### Provided records ###
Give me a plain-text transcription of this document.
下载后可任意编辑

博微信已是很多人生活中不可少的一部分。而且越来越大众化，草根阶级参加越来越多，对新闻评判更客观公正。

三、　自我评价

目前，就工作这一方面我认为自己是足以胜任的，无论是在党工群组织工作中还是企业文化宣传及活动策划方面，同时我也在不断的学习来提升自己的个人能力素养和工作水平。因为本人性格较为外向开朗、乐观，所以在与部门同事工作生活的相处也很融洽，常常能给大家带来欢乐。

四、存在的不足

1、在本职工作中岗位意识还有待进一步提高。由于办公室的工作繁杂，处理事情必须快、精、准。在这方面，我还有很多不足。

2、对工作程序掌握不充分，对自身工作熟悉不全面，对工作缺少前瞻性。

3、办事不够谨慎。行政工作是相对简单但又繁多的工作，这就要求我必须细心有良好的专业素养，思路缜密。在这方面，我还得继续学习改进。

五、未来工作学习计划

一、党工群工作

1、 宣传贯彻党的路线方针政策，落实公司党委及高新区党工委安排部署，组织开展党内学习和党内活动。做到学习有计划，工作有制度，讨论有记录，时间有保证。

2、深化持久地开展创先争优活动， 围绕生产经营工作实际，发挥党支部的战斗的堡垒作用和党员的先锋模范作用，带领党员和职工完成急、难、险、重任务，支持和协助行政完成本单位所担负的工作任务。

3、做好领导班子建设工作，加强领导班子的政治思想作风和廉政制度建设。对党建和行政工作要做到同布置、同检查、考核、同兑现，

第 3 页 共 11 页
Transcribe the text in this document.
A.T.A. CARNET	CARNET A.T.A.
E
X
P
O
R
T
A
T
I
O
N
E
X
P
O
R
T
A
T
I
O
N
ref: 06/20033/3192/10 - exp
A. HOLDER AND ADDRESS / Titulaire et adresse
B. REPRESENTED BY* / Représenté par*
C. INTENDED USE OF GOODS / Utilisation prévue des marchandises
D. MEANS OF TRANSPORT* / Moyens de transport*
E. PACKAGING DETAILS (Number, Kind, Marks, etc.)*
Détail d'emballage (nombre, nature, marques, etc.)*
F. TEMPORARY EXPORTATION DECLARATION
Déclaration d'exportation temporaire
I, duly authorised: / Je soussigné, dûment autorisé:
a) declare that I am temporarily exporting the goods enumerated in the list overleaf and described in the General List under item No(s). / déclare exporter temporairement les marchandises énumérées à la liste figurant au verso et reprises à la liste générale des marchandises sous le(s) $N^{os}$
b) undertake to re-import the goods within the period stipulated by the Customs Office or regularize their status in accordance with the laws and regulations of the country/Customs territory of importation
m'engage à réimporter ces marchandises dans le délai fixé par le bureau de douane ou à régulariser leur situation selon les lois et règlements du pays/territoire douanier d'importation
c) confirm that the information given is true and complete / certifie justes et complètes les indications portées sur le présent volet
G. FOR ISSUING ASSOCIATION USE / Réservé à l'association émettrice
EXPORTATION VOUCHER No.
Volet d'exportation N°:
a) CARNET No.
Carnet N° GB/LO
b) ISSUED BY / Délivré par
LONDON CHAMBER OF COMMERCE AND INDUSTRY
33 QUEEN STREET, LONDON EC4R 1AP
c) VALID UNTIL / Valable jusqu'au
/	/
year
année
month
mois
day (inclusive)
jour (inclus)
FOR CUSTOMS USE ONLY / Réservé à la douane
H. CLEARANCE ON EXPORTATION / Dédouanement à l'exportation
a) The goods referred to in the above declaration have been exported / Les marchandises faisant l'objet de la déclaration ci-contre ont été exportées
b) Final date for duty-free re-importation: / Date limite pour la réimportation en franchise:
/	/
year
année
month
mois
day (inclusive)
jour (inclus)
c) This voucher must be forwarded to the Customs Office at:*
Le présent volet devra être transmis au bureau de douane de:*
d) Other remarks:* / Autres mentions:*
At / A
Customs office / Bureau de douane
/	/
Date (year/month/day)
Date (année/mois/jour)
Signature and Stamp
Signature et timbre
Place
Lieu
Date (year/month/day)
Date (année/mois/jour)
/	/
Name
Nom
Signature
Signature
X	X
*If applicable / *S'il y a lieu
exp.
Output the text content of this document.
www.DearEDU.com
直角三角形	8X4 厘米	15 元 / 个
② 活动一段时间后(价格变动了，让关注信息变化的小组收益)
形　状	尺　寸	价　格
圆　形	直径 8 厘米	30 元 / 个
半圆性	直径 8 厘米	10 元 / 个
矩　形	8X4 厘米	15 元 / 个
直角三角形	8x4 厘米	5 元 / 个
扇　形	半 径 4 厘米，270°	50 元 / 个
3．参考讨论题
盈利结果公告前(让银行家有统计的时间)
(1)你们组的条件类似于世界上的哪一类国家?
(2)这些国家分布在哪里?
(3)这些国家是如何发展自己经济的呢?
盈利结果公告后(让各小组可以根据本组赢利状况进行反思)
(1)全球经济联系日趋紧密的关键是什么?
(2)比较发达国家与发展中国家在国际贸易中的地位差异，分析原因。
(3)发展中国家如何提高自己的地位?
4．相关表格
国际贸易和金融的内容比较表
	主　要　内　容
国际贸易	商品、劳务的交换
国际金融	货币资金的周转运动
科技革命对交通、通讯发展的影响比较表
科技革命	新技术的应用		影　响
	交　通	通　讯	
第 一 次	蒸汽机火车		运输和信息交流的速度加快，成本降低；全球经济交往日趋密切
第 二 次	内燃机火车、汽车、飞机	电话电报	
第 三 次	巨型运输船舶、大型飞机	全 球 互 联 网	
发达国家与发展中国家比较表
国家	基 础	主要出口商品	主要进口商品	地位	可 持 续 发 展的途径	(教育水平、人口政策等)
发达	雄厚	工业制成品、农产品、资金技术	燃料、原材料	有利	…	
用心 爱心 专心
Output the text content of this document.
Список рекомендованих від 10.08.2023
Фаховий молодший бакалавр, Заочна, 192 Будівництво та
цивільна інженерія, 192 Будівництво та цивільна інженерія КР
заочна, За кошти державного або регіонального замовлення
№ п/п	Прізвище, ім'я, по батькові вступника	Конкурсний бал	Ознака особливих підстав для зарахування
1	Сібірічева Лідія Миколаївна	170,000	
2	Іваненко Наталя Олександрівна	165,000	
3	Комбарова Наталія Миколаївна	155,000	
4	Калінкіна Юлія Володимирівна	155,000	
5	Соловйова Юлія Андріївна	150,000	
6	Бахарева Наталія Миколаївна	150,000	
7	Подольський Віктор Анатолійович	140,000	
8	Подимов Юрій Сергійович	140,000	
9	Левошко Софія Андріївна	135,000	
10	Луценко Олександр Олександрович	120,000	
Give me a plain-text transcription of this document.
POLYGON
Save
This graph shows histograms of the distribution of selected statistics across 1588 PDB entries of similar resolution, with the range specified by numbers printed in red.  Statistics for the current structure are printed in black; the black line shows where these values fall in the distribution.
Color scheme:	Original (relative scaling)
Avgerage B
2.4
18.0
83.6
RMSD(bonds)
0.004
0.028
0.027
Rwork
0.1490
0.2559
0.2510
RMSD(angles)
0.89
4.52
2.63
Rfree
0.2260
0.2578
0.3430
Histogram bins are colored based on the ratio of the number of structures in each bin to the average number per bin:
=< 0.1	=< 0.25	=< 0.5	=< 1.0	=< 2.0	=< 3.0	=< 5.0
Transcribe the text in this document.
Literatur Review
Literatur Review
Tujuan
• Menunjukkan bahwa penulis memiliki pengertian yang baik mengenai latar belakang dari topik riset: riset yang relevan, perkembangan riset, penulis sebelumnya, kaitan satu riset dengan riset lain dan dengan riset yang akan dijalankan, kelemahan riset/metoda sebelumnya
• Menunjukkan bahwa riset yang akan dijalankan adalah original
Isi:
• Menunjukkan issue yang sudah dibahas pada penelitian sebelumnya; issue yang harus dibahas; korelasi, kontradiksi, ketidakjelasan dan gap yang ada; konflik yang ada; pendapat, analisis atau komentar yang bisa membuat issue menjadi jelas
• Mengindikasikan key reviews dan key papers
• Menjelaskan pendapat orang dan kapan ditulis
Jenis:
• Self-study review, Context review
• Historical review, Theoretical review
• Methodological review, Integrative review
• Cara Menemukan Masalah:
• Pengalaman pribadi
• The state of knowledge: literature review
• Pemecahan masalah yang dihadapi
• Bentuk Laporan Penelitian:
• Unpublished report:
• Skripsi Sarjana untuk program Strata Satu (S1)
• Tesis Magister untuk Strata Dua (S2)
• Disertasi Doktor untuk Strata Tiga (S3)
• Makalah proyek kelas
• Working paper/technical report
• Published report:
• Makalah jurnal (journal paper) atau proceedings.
###
▶ _The task_
Copy every line of the records above that contains "riset".

▶ _Written answer_
• Menunjukkan bahwa penulis memiliki pengertian yang baik mengenai latar belakang dari topik riset: riset yang relevan, perkembangan riset, penulis sebelumnya, kaitan satu riset dengan riset lain dan dengan riset yang akan dijalankan, kelemahan riset/metoda sebelumnya
• Menunjukkan bahwa riset yang akan dijalankan adalah original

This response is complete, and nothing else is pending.